— Start of Supplied records —
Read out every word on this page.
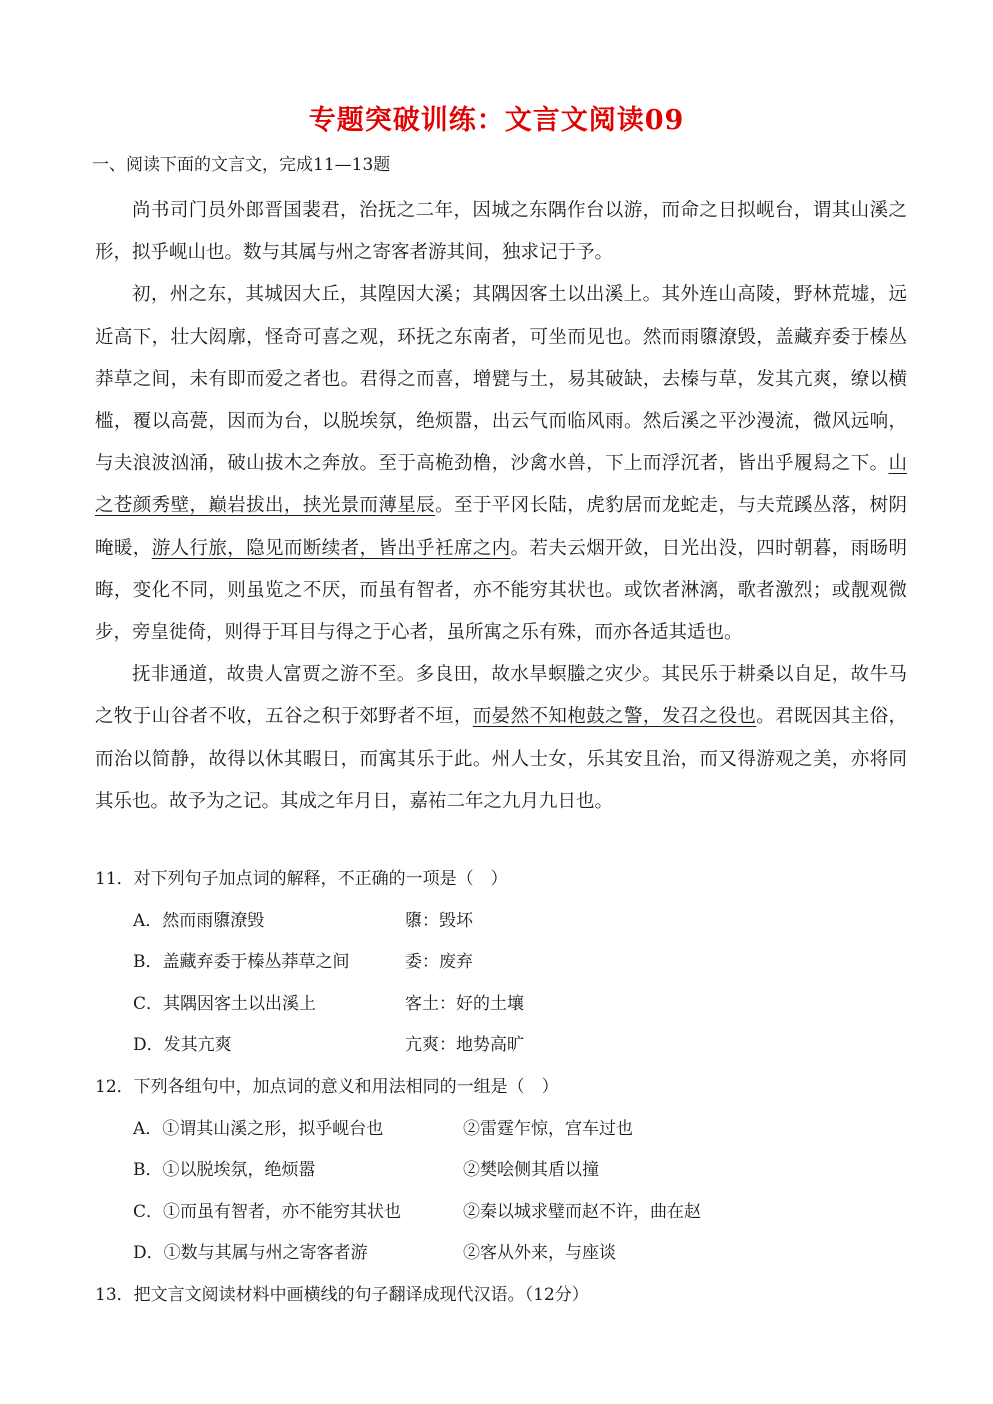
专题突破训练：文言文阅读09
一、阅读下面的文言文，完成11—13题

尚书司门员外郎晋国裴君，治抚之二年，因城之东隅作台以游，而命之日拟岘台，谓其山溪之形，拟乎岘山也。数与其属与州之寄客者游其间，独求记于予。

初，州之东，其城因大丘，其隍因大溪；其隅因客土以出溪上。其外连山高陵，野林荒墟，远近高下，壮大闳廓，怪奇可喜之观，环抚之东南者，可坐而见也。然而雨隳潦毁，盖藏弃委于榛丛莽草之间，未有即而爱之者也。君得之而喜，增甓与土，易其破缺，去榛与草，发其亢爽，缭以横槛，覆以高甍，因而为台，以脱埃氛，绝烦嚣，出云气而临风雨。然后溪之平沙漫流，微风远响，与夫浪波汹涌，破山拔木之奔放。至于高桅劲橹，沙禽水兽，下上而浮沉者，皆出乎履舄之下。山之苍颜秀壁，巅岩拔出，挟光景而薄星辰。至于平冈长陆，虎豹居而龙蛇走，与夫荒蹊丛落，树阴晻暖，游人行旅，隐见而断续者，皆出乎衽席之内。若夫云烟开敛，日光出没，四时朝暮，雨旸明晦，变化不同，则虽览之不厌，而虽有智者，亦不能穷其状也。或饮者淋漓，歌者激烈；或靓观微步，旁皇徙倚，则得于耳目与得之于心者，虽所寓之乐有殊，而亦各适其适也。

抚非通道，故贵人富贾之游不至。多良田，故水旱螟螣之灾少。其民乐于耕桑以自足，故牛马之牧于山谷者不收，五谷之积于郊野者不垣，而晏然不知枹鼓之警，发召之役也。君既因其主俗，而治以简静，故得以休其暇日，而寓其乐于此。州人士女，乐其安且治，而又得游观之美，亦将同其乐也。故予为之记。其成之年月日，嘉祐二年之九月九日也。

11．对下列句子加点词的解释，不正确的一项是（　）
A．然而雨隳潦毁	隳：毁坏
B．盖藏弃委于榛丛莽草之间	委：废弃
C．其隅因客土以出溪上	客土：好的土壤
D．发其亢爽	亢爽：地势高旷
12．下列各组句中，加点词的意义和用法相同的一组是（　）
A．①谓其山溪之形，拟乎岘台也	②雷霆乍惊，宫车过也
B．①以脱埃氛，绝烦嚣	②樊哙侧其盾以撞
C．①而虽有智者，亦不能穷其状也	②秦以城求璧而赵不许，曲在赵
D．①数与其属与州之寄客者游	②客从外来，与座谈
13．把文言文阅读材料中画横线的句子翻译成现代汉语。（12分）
— End of Supplied records —
> _Exercise_: Report the number of lines that contain "亦不能穷其状也", with no other words.

> _Solution for this exercise_: 2